## 文档摘录:
----
刘佩 李泽濛 贺小宁

(海南医学院第二附属医院口腔科,海南 海口 570311)

口腔黏膜下纤维性变主要发病机制为黏膜硬化,形成条索,发病后多表现为固有层血管、纤维条索状改变等,最终妨碍口腔功能发挥,现阶段临床多采用高压氧、抗氧化剂、外源性酶类、糖皮质激素等进行治疗,虽然可改善局部微循环、减轻细胞损伤、抑制胶原沉积等,但整体疗效并不理想〔1～3〕。酪氨酸磷酸酶Z1型受体(PTPRZ1)是可调节细胞分化、细胞周期、细胞间通讯的酪氨酸磷酸酶家族成员,其表达异常可引发糖尿病、癌症等〔4〕。转化生长因子(TGF)-β/Smad在多种纤维化疾病中均发挥着重要作用,可促进纤维化形成〔5〕。本研究基于TGF-β/Smad信号通路探究调控PTPRZ1对口腔黏膜下纤维性变的干预效果。

1 资料与方法

1.1研究动物 选取65只SPF级Wistar大鼠,体质量220～260 g,由杭州拓实生物科技有限公司提供,动物许可证号：SYXK(浙)2020-0025,所有大鼠在相对湿度、室温分别为50%、23 ℃的无病原菌笼子中进行7 d适应性喂养,参照动物试验伦理要求的相关规定进行本试验操作。

1.2PTPRZ1慢病毒载体构建 LPL基因序列通过GenBanK查找序列获得,构建PTPRZ1过表达、沉默转染质粒,由上海吉玛公司设计并合成,并做慢病毒滴度测定(病毒滴度为1×109TU/ml)。
----
## 条目内容:
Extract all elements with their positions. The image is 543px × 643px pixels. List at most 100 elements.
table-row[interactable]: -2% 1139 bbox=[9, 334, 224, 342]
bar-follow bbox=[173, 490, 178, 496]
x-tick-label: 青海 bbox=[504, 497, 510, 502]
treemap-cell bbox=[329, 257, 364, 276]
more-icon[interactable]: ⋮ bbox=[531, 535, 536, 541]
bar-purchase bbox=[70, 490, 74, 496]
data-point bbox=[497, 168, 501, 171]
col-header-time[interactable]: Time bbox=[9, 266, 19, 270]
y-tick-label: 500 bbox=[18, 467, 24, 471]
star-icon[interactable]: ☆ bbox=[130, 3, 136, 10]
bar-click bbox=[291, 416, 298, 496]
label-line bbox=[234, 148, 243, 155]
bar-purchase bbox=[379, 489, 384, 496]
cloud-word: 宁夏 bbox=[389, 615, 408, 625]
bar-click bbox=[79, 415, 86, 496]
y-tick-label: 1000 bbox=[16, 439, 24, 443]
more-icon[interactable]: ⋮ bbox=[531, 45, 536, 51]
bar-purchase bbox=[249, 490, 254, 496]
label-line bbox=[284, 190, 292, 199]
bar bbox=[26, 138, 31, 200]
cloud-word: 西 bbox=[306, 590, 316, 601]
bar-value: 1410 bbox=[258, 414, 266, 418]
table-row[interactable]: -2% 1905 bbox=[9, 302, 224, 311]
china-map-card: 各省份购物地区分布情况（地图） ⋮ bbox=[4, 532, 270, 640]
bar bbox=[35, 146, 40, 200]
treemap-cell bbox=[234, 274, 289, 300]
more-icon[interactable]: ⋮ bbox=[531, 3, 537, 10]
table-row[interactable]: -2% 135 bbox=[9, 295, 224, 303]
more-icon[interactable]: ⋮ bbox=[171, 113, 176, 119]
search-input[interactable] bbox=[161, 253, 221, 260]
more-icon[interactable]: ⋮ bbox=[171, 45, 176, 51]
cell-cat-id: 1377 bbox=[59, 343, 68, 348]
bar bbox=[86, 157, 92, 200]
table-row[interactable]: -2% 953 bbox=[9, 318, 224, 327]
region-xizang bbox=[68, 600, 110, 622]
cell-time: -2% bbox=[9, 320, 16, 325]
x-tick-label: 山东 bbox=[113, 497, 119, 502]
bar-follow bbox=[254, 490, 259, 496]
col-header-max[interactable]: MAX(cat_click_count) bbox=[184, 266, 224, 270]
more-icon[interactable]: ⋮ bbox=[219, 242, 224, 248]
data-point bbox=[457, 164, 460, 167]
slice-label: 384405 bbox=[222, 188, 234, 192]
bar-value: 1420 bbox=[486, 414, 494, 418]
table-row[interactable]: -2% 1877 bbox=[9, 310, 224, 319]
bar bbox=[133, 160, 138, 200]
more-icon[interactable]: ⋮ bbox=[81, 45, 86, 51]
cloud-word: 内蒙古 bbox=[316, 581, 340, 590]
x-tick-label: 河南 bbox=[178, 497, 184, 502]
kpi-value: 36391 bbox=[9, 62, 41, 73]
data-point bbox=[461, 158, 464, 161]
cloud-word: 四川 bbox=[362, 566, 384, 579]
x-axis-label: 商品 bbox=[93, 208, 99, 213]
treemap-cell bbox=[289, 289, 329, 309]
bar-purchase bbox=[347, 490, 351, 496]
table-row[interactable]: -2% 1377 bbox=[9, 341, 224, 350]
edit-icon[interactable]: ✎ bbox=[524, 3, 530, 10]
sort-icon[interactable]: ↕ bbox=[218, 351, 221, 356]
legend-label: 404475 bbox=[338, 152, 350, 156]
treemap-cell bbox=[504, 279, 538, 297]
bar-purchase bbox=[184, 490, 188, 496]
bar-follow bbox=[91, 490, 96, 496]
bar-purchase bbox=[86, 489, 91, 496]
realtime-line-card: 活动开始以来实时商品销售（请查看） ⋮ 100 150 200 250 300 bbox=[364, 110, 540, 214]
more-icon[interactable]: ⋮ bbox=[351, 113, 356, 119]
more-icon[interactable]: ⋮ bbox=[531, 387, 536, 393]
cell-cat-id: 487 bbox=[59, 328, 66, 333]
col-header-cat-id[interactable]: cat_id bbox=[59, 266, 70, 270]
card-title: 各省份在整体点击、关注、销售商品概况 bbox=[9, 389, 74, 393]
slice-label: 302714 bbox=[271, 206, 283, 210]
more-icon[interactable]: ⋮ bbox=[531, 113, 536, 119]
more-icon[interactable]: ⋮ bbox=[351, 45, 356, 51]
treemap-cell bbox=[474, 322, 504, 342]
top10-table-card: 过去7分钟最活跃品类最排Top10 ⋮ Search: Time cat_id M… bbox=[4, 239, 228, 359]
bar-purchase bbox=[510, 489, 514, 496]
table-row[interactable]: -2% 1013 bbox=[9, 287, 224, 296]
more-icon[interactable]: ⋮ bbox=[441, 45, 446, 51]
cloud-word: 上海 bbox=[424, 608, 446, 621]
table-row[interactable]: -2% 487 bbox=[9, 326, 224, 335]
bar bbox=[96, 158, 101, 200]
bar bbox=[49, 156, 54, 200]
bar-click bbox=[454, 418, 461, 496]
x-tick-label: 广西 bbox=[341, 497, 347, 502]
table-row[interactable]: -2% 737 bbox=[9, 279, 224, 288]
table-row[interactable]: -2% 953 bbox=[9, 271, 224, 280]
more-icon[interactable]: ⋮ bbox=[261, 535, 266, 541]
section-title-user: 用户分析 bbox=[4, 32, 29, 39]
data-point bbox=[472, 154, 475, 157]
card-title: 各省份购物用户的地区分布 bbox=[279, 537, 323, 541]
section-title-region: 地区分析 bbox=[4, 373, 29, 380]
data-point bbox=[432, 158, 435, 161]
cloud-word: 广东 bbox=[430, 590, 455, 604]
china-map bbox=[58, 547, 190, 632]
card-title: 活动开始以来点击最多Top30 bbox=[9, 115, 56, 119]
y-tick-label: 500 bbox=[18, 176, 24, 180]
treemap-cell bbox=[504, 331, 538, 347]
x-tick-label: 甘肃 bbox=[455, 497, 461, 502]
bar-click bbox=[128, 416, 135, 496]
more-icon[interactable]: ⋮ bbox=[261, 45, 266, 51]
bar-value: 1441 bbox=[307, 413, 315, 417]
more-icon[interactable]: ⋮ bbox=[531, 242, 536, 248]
----
## 任务:
接着上面这篇关于PTPRZ1干预口腔黏膜下纤维性变的文档摘录，从其最后一句之后往下写。

## 答案:
1.3分组与建模 在适应性喂养7 d后选取65只大鼠,10只为空白组,其余55只参照王宗康等〔6〕建立口腔黏膜下纤维性变模型。首先通过水合氯醛对建模大鼠进行麻醉,麻醉完成后在大鼠两侧颊黏膜下注射100 μl槟榔提取物(成都德斯特生物公司提供),1次/d,连续注射8 w,以大鼠张口受限,口腔黏膜质地变硬,颜色发白并形成条索状为建模成功,55只建模大鼠最终有45只建模成功。将建模成功的45只大鼠分为模型组、上调组(10 μl PTPRZ1过表达慢病毒悬液)、下调组(10 μl PTPRZ1默慢病毒悬液)各15只,空白组、模型组注射同剂量的蒸馏水,1次/d,连续注射7 d后,观察大鼠变化。

1.4大鼠一般情况观察 对各组大鼠活动、形态、进食、毛发光泽度等一般情况进行观察。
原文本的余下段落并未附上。